Purpose:
The Data Science and Modeling for Green Chemistry award aims to recognize the research and development of computational tools that guide the design of sustainable chemical processes and the execution of green chemistry that demonstrates compelling environmental, safety, and efficiency improvements over current technologies in the pharmaceutical industry and its allied industrial partners.
Description:
The award recognizes innovation or excellence in the research and development of computational tools empowering users to effectively design, implement, and evaluate green processes with reduced process mass intensity, waste, health and safety impact, and other aspirational improvements.
The award will be presented at the Green Chemistry & Engineering Conference. The recipient, or a member of the winning team, will be invited to share their technology in an oral presentation at this event. The recipient’s transportation, lodging, and registration fees for the conference are reimbursable up to $2,500 USD (additional funds available for international travel following ACS guidelines). The recipient or winning team will also receive a plaque recognizing the achievement and certificates will be given to each team member.
= = = = =
**TASKS TO COMPLETE**
#1 Name the conference expenses that the green chemistry award description says are reimbursable for the recipient.
#2 Carry on the Data Science and Modeling for Green Chemistry award description, picking up after its final sentence.
= = = = =
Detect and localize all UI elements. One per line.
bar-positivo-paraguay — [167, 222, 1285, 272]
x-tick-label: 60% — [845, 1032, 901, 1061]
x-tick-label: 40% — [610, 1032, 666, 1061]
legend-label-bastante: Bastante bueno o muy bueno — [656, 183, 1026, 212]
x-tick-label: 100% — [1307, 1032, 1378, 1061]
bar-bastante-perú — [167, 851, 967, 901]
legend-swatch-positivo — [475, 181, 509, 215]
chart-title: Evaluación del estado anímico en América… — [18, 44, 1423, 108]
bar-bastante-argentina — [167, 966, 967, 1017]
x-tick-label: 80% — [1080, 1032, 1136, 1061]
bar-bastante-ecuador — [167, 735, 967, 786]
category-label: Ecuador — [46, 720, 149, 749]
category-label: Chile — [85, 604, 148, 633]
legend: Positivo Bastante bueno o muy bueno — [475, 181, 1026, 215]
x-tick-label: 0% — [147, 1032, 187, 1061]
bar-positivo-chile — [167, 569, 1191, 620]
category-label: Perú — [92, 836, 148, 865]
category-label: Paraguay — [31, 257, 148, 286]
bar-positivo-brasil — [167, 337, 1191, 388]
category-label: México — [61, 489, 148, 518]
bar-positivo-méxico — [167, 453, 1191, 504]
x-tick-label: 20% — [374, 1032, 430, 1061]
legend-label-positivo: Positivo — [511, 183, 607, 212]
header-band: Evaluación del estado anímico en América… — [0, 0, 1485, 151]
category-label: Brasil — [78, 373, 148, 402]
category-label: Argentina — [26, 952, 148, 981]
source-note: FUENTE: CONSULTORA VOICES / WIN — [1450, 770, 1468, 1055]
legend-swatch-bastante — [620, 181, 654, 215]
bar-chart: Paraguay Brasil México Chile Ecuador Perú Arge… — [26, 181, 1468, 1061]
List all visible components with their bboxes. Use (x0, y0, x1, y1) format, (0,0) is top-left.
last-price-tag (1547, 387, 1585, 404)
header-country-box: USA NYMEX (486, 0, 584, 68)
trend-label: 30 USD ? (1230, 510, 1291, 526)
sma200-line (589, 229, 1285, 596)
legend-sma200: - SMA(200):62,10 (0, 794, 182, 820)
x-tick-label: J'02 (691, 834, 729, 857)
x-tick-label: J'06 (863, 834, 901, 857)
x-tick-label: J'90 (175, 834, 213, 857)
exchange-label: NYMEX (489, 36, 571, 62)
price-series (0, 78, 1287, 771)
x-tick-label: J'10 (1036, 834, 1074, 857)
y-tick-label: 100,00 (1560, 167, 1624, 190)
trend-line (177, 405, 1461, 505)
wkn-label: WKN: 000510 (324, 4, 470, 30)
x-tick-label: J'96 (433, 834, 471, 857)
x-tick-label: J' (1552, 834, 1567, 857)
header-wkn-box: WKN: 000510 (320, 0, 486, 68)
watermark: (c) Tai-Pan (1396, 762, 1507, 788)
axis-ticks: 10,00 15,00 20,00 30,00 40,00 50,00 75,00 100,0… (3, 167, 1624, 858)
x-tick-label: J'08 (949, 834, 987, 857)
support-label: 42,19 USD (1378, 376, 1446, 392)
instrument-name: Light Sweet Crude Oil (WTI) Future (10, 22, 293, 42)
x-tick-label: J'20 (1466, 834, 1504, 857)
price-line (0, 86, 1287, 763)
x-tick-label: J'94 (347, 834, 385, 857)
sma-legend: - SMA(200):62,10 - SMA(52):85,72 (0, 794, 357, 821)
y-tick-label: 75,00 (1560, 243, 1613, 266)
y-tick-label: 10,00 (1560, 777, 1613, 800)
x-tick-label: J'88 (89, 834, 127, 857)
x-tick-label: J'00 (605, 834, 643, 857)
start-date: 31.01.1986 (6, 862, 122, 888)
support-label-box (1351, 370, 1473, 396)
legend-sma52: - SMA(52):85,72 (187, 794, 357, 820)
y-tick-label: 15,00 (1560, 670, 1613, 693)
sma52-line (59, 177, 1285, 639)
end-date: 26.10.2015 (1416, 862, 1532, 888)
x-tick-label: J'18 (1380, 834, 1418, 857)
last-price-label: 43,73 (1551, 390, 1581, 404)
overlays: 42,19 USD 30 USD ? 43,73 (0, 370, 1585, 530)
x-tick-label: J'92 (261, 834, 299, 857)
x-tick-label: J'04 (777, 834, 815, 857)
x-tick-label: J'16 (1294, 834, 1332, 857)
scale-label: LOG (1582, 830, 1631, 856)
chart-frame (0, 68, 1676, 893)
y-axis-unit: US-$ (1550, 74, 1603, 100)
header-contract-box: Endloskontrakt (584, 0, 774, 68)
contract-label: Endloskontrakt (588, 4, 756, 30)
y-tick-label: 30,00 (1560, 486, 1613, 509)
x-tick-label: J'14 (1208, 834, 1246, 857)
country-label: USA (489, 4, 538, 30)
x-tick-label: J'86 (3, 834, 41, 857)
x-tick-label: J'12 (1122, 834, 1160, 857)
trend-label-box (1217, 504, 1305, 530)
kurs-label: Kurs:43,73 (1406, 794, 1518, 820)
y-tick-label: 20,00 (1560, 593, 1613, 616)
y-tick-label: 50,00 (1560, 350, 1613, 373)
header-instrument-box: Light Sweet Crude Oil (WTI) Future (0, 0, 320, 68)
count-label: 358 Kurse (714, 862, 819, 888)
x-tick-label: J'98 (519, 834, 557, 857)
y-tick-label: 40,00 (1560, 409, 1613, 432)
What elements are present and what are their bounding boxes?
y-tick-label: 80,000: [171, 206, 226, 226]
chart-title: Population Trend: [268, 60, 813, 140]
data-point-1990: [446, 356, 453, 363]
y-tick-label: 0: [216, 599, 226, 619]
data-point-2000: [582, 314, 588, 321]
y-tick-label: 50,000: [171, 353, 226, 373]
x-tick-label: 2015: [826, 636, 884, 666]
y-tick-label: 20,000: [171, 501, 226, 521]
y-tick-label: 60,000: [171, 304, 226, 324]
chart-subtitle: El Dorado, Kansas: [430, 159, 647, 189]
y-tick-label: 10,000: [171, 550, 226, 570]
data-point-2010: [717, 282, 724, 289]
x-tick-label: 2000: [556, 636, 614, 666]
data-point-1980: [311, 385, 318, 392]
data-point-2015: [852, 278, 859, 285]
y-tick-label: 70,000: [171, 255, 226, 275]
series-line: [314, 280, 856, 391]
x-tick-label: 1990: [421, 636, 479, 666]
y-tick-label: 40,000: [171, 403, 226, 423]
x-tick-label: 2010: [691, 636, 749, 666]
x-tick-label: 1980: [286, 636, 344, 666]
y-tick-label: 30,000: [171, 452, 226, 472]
= = = = =
**RESPONSE LIST**
#1 Transportation, lodging, and registration fees

#2
Eligibility:
The computational invention can take the form of algorithms and/or software tools. All inventions that innovatively leverage machine learning/data science and other computational modeling techniques are in scope. Submissions should both highlight the technological breakthrough and show how the tool is specifically designed for end-users to drive towards greener processes (see selection criteria). Both academic and industrial research groups are eligible. Nominees do not have to be members of the American Chemical Society or the ACS GCIPR.